**Directions**
Write out the material exactly, with the pictures left out.

· · · · ·

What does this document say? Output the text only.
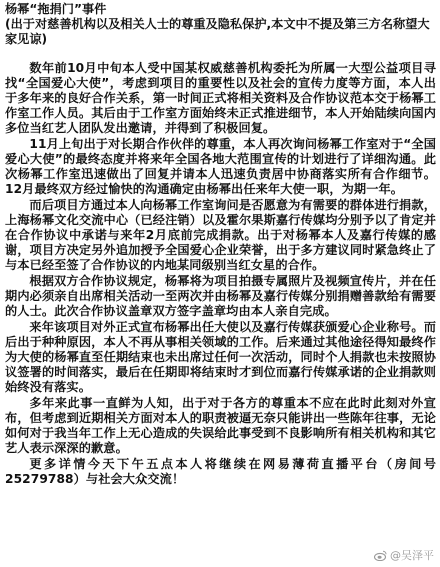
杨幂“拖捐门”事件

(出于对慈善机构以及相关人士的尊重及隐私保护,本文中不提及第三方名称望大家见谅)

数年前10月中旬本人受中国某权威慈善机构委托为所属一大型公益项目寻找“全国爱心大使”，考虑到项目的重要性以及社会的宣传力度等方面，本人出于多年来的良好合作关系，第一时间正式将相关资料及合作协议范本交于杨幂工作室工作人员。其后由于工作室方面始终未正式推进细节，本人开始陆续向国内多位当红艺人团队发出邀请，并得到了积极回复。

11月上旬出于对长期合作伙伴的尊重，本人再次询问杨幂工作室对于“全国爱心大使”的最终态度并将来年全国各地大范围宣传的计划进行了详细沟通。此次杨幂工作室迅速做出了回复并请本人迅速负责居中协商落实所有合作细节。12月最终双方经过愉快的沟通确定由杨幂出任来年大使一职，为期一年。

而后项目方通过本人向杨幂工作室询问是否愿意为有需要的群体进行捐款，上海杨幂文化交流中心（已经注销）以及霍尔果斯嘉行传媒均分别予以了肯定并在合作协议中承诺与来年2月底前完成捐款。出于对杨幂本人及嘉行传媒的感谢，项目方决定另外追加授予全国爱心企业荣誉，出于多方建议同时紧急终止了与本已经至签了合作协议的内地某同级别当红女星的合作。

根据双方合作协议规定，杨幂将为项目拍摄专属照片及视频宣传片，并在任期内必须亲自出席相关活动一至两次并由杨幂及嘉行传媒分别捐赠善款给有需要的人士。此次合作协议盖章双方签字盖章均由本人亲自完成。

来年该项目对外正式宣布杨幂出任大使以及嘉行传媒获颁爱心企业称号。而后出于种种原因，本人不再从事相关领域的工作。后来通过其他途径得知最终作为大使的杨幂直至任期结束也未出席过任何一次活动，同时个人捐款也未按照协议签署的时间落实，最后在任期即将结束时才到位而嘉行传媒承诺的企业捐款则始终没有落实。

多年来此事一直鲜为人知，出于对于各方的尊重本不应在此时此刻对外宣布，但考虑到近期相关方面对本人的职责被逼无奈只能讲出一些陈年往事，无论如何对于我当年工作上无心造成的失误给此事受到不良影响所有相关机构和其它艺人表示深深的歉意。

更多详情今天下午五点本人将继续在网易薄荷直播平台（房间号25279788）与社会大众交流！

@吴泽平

· · · · ·

**Reply**
What does this document say? Output the text only.
杨幂“拖捐门”事件

(出于对慈善机构以及相关人士的尊重及隐私保护,本文中不提及第三方名称望大家见谅)

数年前10月中旬本人受中国某权威慈善机构委托为所属一大型公益项目寻找“全国爱心大使”，考虑到项目的重要性以及社会的宣传力度等方面，本人出于多年来的良好合作关系，第一时间正式将相关资料及合作协议范本交于杨幂工作室工作人员。其后由于工作室方面始终未正式推进细节，本人开始陆续向国内多位当红艺人团队发出邀请，并得到了积极回复。

11月上旬出于对长期合作伙伴的尊重，本人再次询问杨幂工作室对于“全国爱心大使”的最终态度并将来年全国各地大范围宣传的计划进行了详细沟通。此次杨幂工作室迅速做出了回复并请本人迅速负责居中协商落实所有合作细节。12月最终双方经过愉快的沟通确定由杨幂出任来年大使一职，为期一年。

而后项目方通过本人向杨幂工作室询问是否愿意为有需要的群体进行捐款，上海杨幂文化交流中心（已经注销）以及霍尔果斯嘉行传媒均分别予以了肯定并在合作协议中承诺与来年2月底前完成捐款。出于对杨幂本人及嘉行传媒的感谢，项目方决定另外追加授予全国爱心企业荣誉，出于多方建议同时紧急终止了与本已经至签了合作协议的内地某同级别当红女星的合作。

根据双方合作协议规定，杨幂将为项目拍摄专属照片及视频宣传片，并在任期内必须亲自出席相关活动一至两次并由杨幂及嘉行传媒分别捐赠善款给有需要的人士。此次合作协议盖章双方签字盖章均由本人亲自完成。

来年该项目对外正式宣布杨幂出任大使以及嘉行传媒获颁爱心企业称号。而后出于种种原因，本人不再从事相关领域的工作。后来通过其他途径得知最终作为大使的杨幂直至任期结束也未出席过任何一次活动，同时个人捐款也未按照协议签署的时间落实，最后在任期即将结束时才到位而嘉行传媒承诺的企业捐款则始终没有落实。

多年来此事一直鲜为人知，出于对于各方的尊重本不应在此时此刻对外宣布，但考虑到近期相关方面对本人的职责被逼无奈只能讲出一些陈年往事，无论如何对于我当年工作上无心造成的失误给此事受到不良影响所有相关机构和其它艺人表示深深的歉意。

更多详情今天下午五点本人将继续在网易薄荷直播平台（房间号25279788）与社会大众交流！

@吴泽平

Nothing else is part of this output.